- Prompt: Copy, in full, each line of the material that holds the word "content".

- Stored records:
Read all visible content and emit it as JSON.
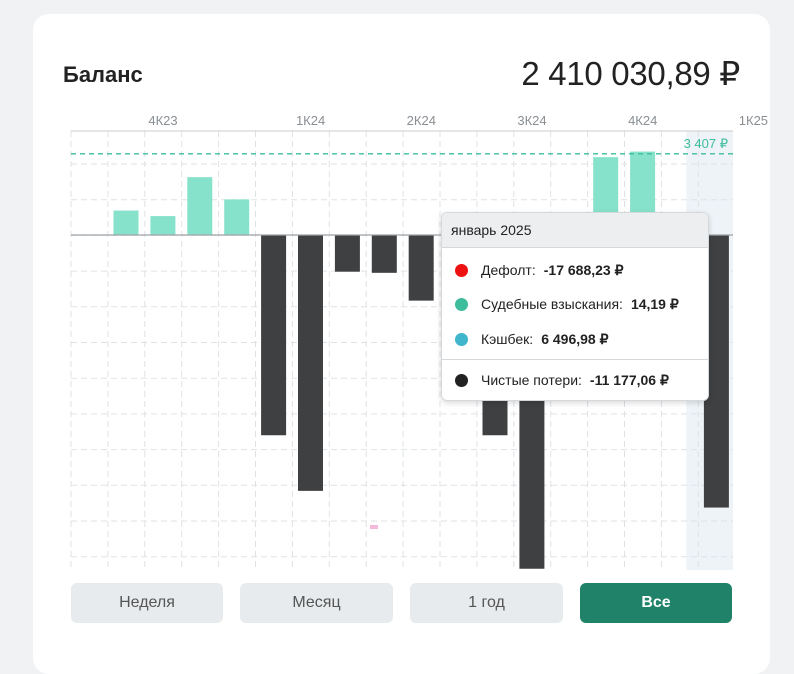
{
  "header": {
    "title": "Баланс",
    "amount": "2 410 030,89 ₽"
  },
  "chart_data": {
    "type": "bar",
    "categories": [
      "4К23",
      "",
      "",
      "",
      "1К24",
      "",
      "",
      "2К24",
      "",
      "",
      "3К24",
      "",
      "",
      "4К24",
      "",
      "",
      "1К25"
    ],
    "quarter_ticks": [
      "4К23",
      "1К24",
      "2К24",
      "3К24",
      "4К24",
      "1К25"
    ],
    "values": [
      2200,
      1700,
      5200,
      3200,
      -18000,
      -23000,
      -3300,
      -3400,
      -5900,
      null,
      -18000,
      -30000,
      null,
      7000,
      7500,
      0,
      -24500
    ],
    "reference_line": {
      "value": 7300,
      "label": "3 407 ₽"
    },
    "highlighted_category_index": 16,
    "colors": {
      "positive": "#86e2cb",
      "negative": "#3f4042",
      "reference": "#3dbd9c",
      "highlight": "#eef3f8"
    }
  },
  "tooltip": {
    "title": "январь 2025",
    "rows": [
      {
        "label": "Дефолт:",
        "value": "-17 688,23 ₽",
        "color": "#ee1111"
      },
      {
        "label": "Судебные взыскания:",
        "value": "14,19 ₽",
        "color": "#3dbd9c"
      },
      {
        "label": "Кэшбек:",
        "value": "6 496,98 ₽",
        "color": "#3fb6cb"
      }
    ],
    "total": {
      "label": "Чистые потери:",
      "value": "-11 177,06 ₽",
      "color": "#222222"
    }
  },
  "period_buttons": [
    {
      "label": "Неделя",
      "active": false
    },
    {
      "label": "Месяц",
      "active": false
    },
    {
      "label": "1 год",
      "active": false
    },
    {
      "label": "Все",
      "active": true
    }
  ],
  "colors": {
    "accent": "#208369",
    "button_bg": "#e8ebed"
  }
}
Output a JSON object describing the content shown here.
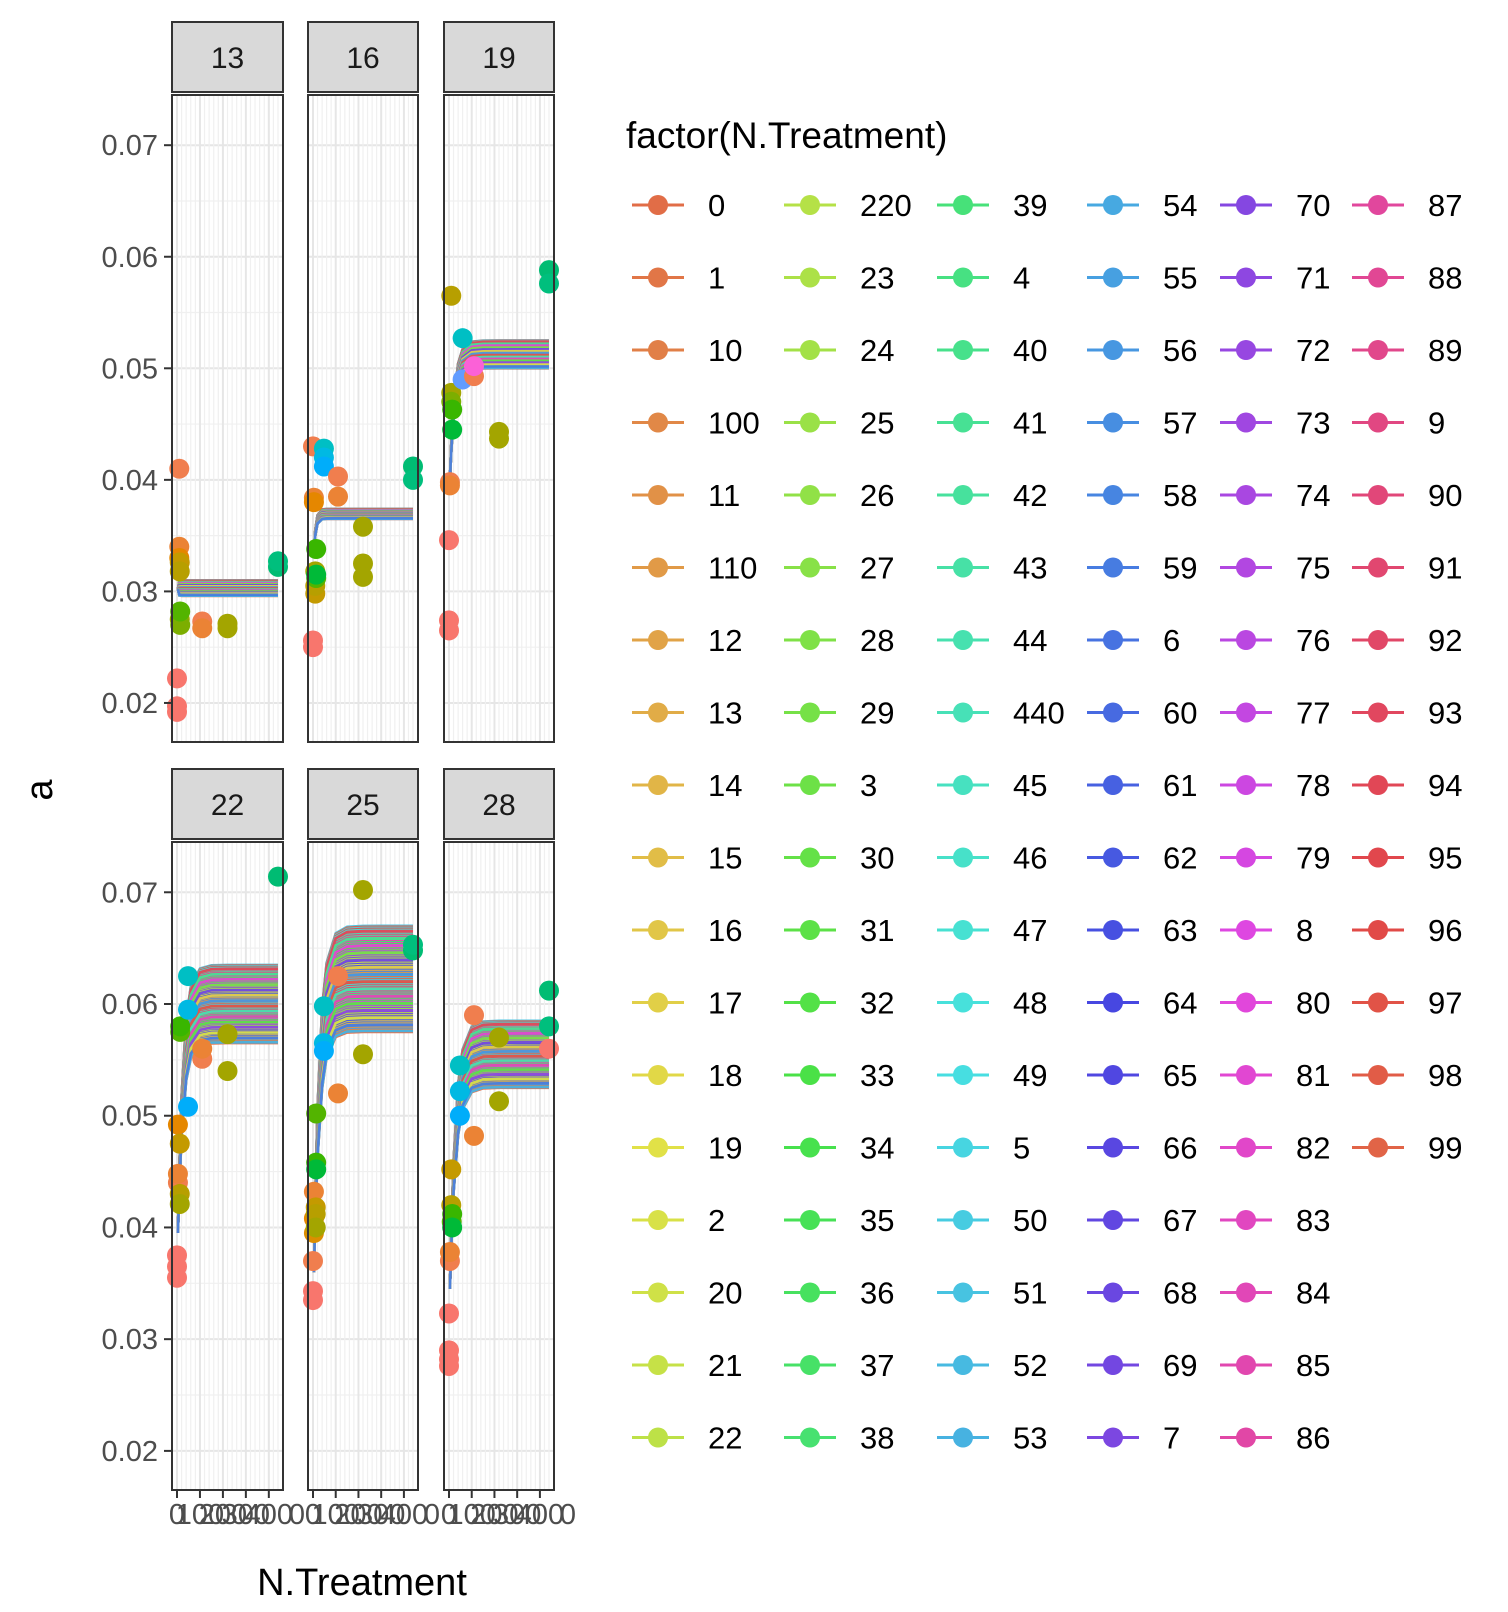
{
  "chart_data": {
    "type": "line",
    "xlabel": "N.Treatment",
    "ylabel": "a",
    "xlim": [
      0,
      440
    ],
    "ylim": [
      0.0165,
      0.0745
    ],
    "y_ticks": [
      0.02,
      0.03,
      0.04,
      0.05,
      0.06,
      0.07
    ],
    "y_tick_labels": [
      "0.02",
      "0.03",
      "0.04",
      "0.05",
      "0.06",
      "0.07"
    ],
    "x_ticks": [
      0,
      100,
      200,
      300,
      400
    ],
    "x_tick_labels": [
      "0",
      "100",
      "200",
      "300",
      "400"
    ],
    "x_tick_label_suffix": "0",
    "grid": true,
    "legend": {
      "title": "factor(N.Treatment)",
      "placement": "right",
      "entries": [
        "0",
        "1",
        "10",
        "100",
        "11",
        "110",
        "12",
        "13",
        "14",
        "15",
        "16",
        "17",
        "18",
        "19",
        "2",
        "20",
        "21",
        "22",
        "220",
        "23",
        "24",
        "25",
        "26",
        "27",
        "28",
        "29",
        "3",
        "30",
        "31",
        "32",
        "33",
        "34",
        "35",
        "36",
        "37",
        "38",
        "39",
        "4",
        "40",
        "41",
        "42",
        "43",
        "44",
        "440",
        "45",
        "46",
        "47",
        "48",
        "49",
        "5",
        "50",
        "51",
        "52",
        "53",
        "54",
        "55",
        "56",
        "57",
        "58",
        "59",
        "6",
        "60",
        "61",
        "62",
        "63",
        "64",
        "65",
        "66",
        "67",
        "68",
        "69",
        "7",
        "70",
        "71",
        "72",
        "73",
        "74",
        "75",
        "76",
        "77",
        "78",
        "79",
        "8",
        "80",
        "81",
        "82",
        "83",
        "84",
        "85",
        "86",
        "87",
        "88",
        "89",
        "9",
        "90",
        "91",
        "92",
        "93",
        "94",
        "95",
        "96",
        "97",
        "98",
        "99"
      ]
    },
    "panels": [
      {
        "label": "13",
        "curve": {
          "x0": 4,
          "y0": 0.0302,
          "plateau_lo": 0.0296,
          "plateau_hi": 0.031,
          "k": 0.5
        },
        "points": [
          {
            "x": 0,
            "y": 0.0192,
            "c": "#F8766D"
          },
          {
            "x": 0,
            "y": 0.0197,
            "c": "#F8766D"
          },
          {
            "x": 0,
            "y": 0.0222,
            "c": "#F8766D"
          },
          {
            "x": 10,
            "y": 0.041,
            "c": "#F07E4E"
          },
          {
            "x": 10,
            "y": 0.034,
            "c": "#EB8335"
          },
          {
            "x": 10,
            "y": 0.033,
            "c": "#E58700"
          },
          {
            "x": 12,
            "y": 0.0326,
            "c": "#C49A00"
          },
          {
            "x": 12,
            "y": 0.0318,
            "c": "#B79F00"
          },
          {
            "x": 12,
            "y": 0.0275,
            "c": "#99A800"
          },
          {
            "x": 14,
            "y": 0.027,
            "c": "#7CAE00"
          },
          {
            "x": 14,
            "y": 0.0282,
            "c": "#53B400"
          },
          {
            "x": 110,
            "y": 0.0273,
            "c": "#F07E4E"
          },
          {
            "x": 110,
            "y": 0.0267,
            "c": "#EB8335"
          },
          {
            "x": 220,
            "y": 0.0271,
            "c": "#A3A500"
          },
          {
            "x": 220,
            "y": 0.0267,
            "c": "#A3A500"
          },
          {
            "x": 440,
            "y": 0.0322,
            "c": "#00BC73"
          },
          {
            "x": 440,
            "y": 0.0327,
            "c": "#00BF7D"
          }
        ]
      },
      {
        "label": "16",
        "curve": {
          "x0": 4,
          "y0": 0.0335,
          "plateau_lo": 0.0365,
          "plateau_hi": 0.0374,
          "k": 0.12
        },
        "points": [
          {
            "x": 0,
            "y": 0.025,
            "c": "#F8766D"
          },
          {
            "x": 0,
            "y": 0.0256,
            "c": "#F8766D"
          },
          {
            "x": 0,
            "y": 0.043,
            "c": "#F07E4E"
          },
          {
            "x": 4,
            "y": 0.0384,
            "c": "#EB8335"
          },
          {
            "x": 4,
            "y": 0.038,
            "c": "#E58700"
          },
          {
            "x": 10,
            "y": 0.0298,
            "c": "#C49A00"
          },
          {
            "x": 10,
            "y": 0.0305,
            "c": "#B79F00"
          },
          {
            "x": 10,
            "y": 0.0318,
            "c": "#A3A500"
          },
          {
            "x": 14,
            "y": 0.0312,
            "c": "#53B400"
          },
          {
            "x": 14,
            "y": 0.0338,
            "c": "#39B600"
          },
          {
            "x": 14,
            "y": 0.0315,
            "c": "#00BA38"
          },
          {
            "x": 48,
            "y": 0.0428,
            "c": "#00BFC4"
          },
          {
            "x": 48,
            "y": 0.042,
            "c": "#00B9E3"
          },
          {
            "x": 48,
            "y": 0.0412,
            "c": "#00ADFA"
          },
          {
            "x": 110,
            "y": 0.0403,
            "c": "#F07E4E"
          },
          {
            "x": 110,
            "y": 0.0385,
            "c": "#EB8335"
          },
          {
            "x": 220,
            "y": 0.0358,
            "c": "#A3A500"
          },
          {
            "x": 220,
            "y": 0.0325,
            "c": "#A3A500"
          },
          {
            "x": 220,
            "y": 0.0313,
            "c": "#A3A500"
          },
          {
            "x": 440,
            "y": 0.0412,
            "c": "#00BC73"
          },
          {
            "x": 440,
            "y": 0.04,
            "c": "#00BF7D"
          }
        ]
      },
      {
        "label": "19",
        "curve": {
          "x0": 4,
          "y0": 0.04,
          "plateau_lo": 0.05,
          "plateau_hi": 0.0525,
          "k": 0.05
        },
        "points": [
          {
            "x": 0,
            "y": 0.0346,
            "c": "#F8766D"
          },
          {
            "x": 0,
            "y": 0.0265,
            "c": "#F8766D"
          },
          {
            "x": 0,
            "y": 0.0274,
            "c": "#F8766D"
          },
          {
            "x": 4,
            "y": 0.0398,
            "c": "#F07E4E"
          },
          {
            "x": 4,
            "y": 0.0395,
            "c": "#EB8335"
          },
          {
            "x": 10,
            "y": 0.0565,
            "c": "#B79F00"
          },
          {
            "x": 10,
            "y": 0.0478,
            "c": "#A3A500"
          },
          {
            "x": 10,
            "y": 0.047,
            "c": "#7CAE00"
          },
          {
            "x": 14,
            "y": 0.0463,
            "c": "#39B600"
          },
          {
            "x": 14,
            "y": 0.0445,
            "c": "#00BA38"
          },
          {
            "x": 60,
            "y": 0.0527,
            "c": "#00BFC4"
          },
          {
            "x": 60,
            "y": 0.049,
            "c": "#619CFF"
          },
          {
            "x": 110,
            "y": 0.0493,
            "c": "#F07E4E"
          },
          {
            "x": 110,
            "y": 0.0502,
            "c": "#FB61D7"
          },
          {
            "x": 220,
            "y": 0.0443,
            "c": "#A3A500"
          },
          {
            "x": 220,
            "y": 0.0437,
            "c": "#A3A500"
          },
          {
            "x": 440,
            "y": 0.0588,
            "c": "#00BC73"
          },
          {
            "x": 440,
            "y": 0.0576,
            "c": "#00BF7D"
          }
        ]
      },
      {
        "label": "22",
        "curve": {
          "x0": 4,
          "y0": 0.0395,
          "plateau_lo": 0.0565,
          "plateau_hi": 0.0635,
          "k": 0.045
        },
        "points": [
          {
            "x": 0,
            "y": 0.0355,
            "c": "#F8766D"
          },
          {
            "x": 0,
            "y": 0.0365,
            "c": "#F8766D"
          },
          {
            "x": 0,
            "y": 0.0375,
            "c": "#F8766D"
          },
          {
            "x": 4,
            "y": 0.044,
            "c": "#F07E4E"
          },
          {
            "x": 4,
            "y": 0.0448,
            "c": "#EB8335"
          },
          {
            "x": 4,
            "y": 0.0492,
            "c": "#E58700"
          },
          {
            "x": 12,
            "y": 0.0475,
            "c": "#C49A00"
          },
          {
            "x": 12,
            "y": 0.043,
            "c": "#B79F00"
          },
          {
            "x": 12,
            "y": 0.0421,
            "c": "#A3A500"
          },
          {
            "x": 14,
            "y": 0.0575,
            "c": "#53B400"
          },
          {
            "x": 14,
            "y": 0.058,
            "c": "#39B600"
          },
          {
            "x": 48,
            "y": 0.0625,
            "c": "#00BFC4"
          },
          {
            "x": 48,
            "y": 0.0595,
            "c": "#00B9E3"
          },
          {
            "x": 48,
            "y": 0.0508,
            "c": "#00ADFA"
          },
          {
            "x": 110,
            "y": 0.0551,
            "c": "#F07E4E"
          },
          {
            "x": 110,
            "y": 0.056,
            "c": "#EB8335"
          },
          {
            "x": 220,
            "y": 0.054,
            "c": "#A3A500"
          },
          {
            "x": 220,
            "y": 0.0573,
            "c": "#A3A500"
          },
          {
            "x": 440,
            "y": 0.0714,
            "c": "#00BC73"
          }
        ]
      },
      {
        "label": "25",
        "curve": {
          "x0": 4,
          "y0": 0.036,
          "plateau_lo": 0.0575,
          "plateau_hi": 0.067,
          "k": 0.04
        },
        "points": [
          {
            "x": 0,
            "y": 0.0335,
            "c": "#F8766D"
          },
          {
            "x": 0,
            "y": 0.0343,
            "c": "#F8766D"
          },
          {
            "x": 0,
            "y": 0.037,
            "c": "#F07E4E"
          },
          {
            "x": 4,
            "y": 0.0432,
            "c": "#EB8335"
          },
          {
            "x": 4,
            "y": 0.0408,
            "c": "#E58700"
          },
          {
            "x": 4,
            "y": 0.0395,
            "c": "#DB8E00"
          },
          {
            "x": 12,
            "y": 0.0418,
            "c": "#C49A00"
          },
          {
            "x": 12,
            "y": 0.0412,
            "c": "#B79F00"
          },
          {
            "x": 12,
            "y": 0.04,
            "c": "#A3A500"
          },
          {
            "x": 14,
            "y": 0.0502,
            "c": "#53B400"
          },
          {
            "x": 14,
            "y": 0.0458,
            "c": "#39B600"
          },
          {
            "x": 14,
            "y": 0.0452,
            "c": "#00BA38"
          },
          {
            "x": 48,
            "y": 0.0598,
            "c": "#00BFC4"
          },
          {
            "x": 48,
            "y": 0.0565,
            "c": "#00B9E3"
          },
          {
            "x": 48,
            "y": 0.0558,
            "c": "#00ADFA"
          },
          {
            "x": 110,
            "y": 0.0625,
            "c": "#F07E4E"
          },
          {
            "x": 110,
            "y": 0.052,
            "c": "#EB8335"
          },
          {
            "x": 220,
            "y": 0.0702,
            "c": "#A3A500"
          },
          {
            "x": 220,
            "y": 0.0555,
            "c": "#A3A500"
          },
          {
            "x": 440,
            "y": 0.0648,
            "c": "#00BC73"
          },
          {
            "x": 440,
            "y": 0.0653,
            "c": "#00BF7D"
          }
        ]
      },
      {
        "label": "28",
        "curve": {
          "x0": 4,
          "y0": 0.0345,
          "plateau_lo": 0.0525,
          "plateau_hi": 0.0585,
          "k": 0.04
        },
        "points": [
          {
            "x": 0,
            "y": 0.0323,
            "c": "#F8766D"
          },
          {
            "x": 0,
            "y": 0.029,
            "c": "#F8766D"
          },
          {
            "x": 0,
            "y": 0.0276,
            "c": "#F8766D"
          },
          {
            "x": 0,
            "y": 0.0282,
            "c": "#F8766D"
          },
          {
            "x": 4,
            "y": 0.037,
            "c": "#F07E4E"
          },
          {
            "x": 4,
            "y": 0.0378,
            "c": "#EB8335"
          },
          {
            "x": 10,
            "y": 0.0452,
            "c": "#C49A00"
          },
          {
            "x": 10,
            "y": 0.042,
            "c": "#B79F00"
          },
          {
            "x": 12,
            "y": 0.0405,
            "c": "#53B400"
          },
          {
            "x": 14,
            "y": 0.0412,
            "c": "#39B600"
          },
          {
            "x": 14,
            "y": 0.04,
            "c": "#00BA38"
          },
          {
            "x": 48,
            "y": 0.0545,
            "c": "#00BFC4"
          },
          {
            "x": 48,
            "y": 0.0522,
            "c": "#00B9E3"
          },
          {
            "x": 48,
            "y": 0.05,
            "c": "#00ADFA"
          },
          {
            "x": 110,
            "y": 0.059,
            "c": "#F07E4E"
          },
          {
            "x": 110,
            "y": 0.0482,
            "c": "#EB8335"
          },
          {
            "x": 220,
            "y": 0.057,
            "c": "#A3A500"
          },
          {
            "x": 220,
            "y": 0.0513,
            "c": "#A3A500"
          },
          {
            "x": 440,
            "y": 0.0612,
            "c": "#00BC73"
          },
          {
            "x": 440,
            "y": 0.058,
            "c": "#00BF7D"
          },
          {
            "x": 440,
            "y": 0.056,
            "c": "#F8766D"
          }
        ]
      }
    ]
  }
}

- Exercise answer:
Read all visible content and emit it as JSON.
Output a JSON object describing the content shown here.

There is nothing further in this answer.